**Problem statement**
Below is a listing to transcribe in full and exactly; keep the pictures out.

**Raw records**
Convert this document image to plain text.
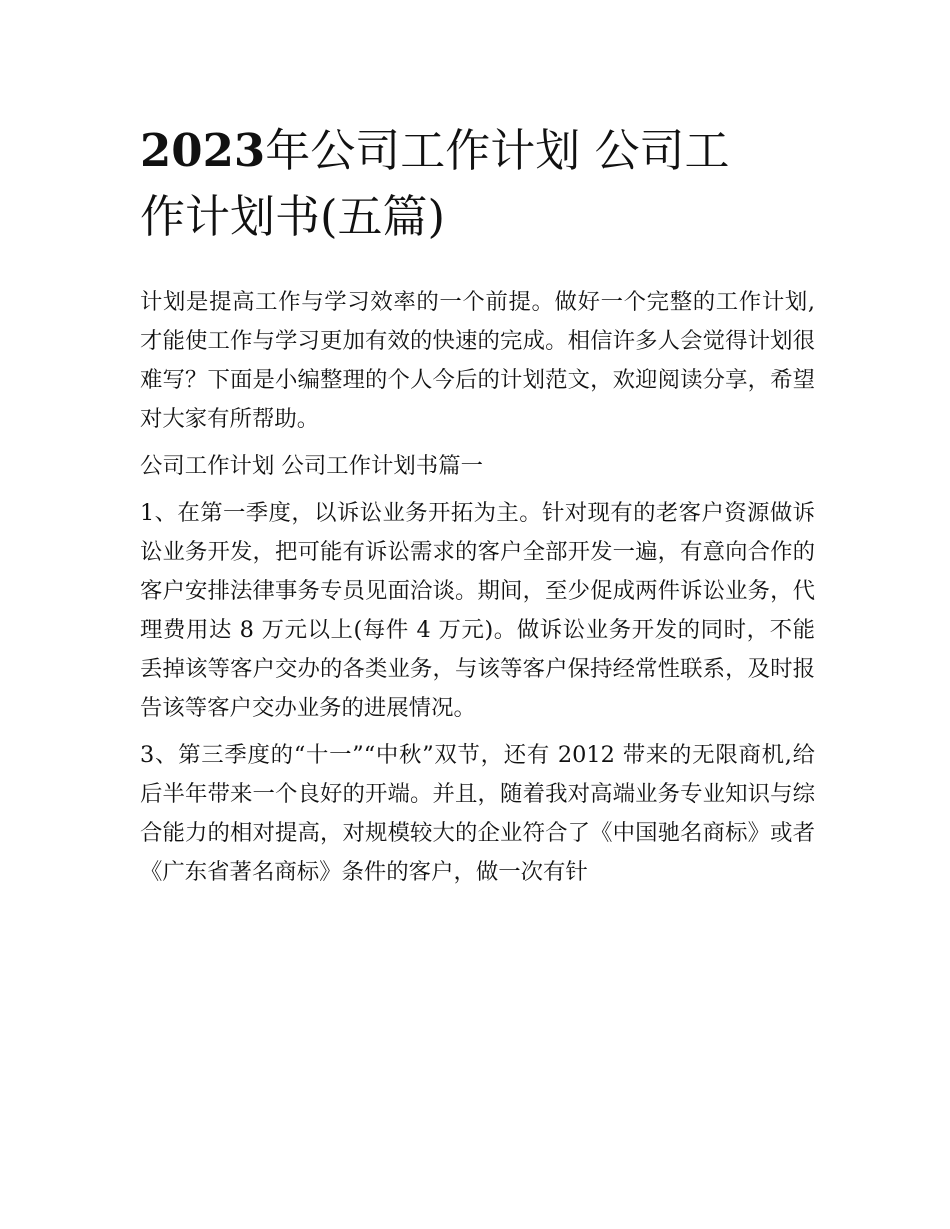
2023年公司工作计划 公司工
作计划书(五篇)

计划是提高工作与学习效率的一个前提。做好一个完整的工作计划,才能使工作与学习更加有效的快速的完成。相信许多人会觉得计划很难写？下面是小编整理的个人今后的计划范文，欢迎阅读分享，希望对大家有所帮助。

公司工作计划 公司工作计划书篇一

1、在第一季度，以诉讼业务开拓为主。针对现有的老客户资源做诉讼业务开发，把可能有诉讼需求的客户全部开发一遍，有意向合作的客户安排法律事务专员见面洽谈。期间，至少促成两件诉讼业务，代理费用达 8 万元以上(每件 4 万元)。做诉讼业务开发的同时，不能丢掉该等客户交办的各类业务，与该等客户保持经常性联系，及时报告该等客户交办业务的进展情况。

3、第三季度的“十一”“中秋”双节，还有 2012 带来的无限商机,给后半年带来一个良好的开端。并且，随着我对高端业务专业知识与综合能力的相对提高，对规模较大的企业符合了《中国驰名商标》或者《广东省著名商标》条件的客户，做一次有针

**Final result**
Convert this document image to plain text.
2023年公司工作计划 公司工
作计划书(五篇)

计划是提高工作与学习效率的一个前提。做好一个完整的工作计划,才能使工作与学习更加有效的快速的完成。相信许多人会觉得计划很难写？下面是小编整理的个人今后的计划范文，欢迎阅读分享，希望对大家有所帮助。

公司工作计划 公司工作计划书篇一

1、在第一季度，以诉讼业务开拓为主。针对现有的老客户资源做诉讼业务开发，把可能有诉讼需求的客户全部开发一遍，有意向合作的客户安排法律事务专员见面洽谈。期间，至少促成两件诉讼业务，代理费用达 8 万元以上(每件 4 万元)。做诉讼业务开发的同时，不能丢掉该等客户交办的各类业务，与该等客户保持经常性联系，及时报告该等客户交办业务的进展情况。

3、第三季度的“十一”“中秋”双节，还有 2012 带来的无限商机,给后半年带来一个良好的开端。并且，随着我对高端业务专业知识与综合能力的相对提高，对规模较大的企业符合了《中国驰名商标》或者《广东省著名商标》条件的客户，做一次有针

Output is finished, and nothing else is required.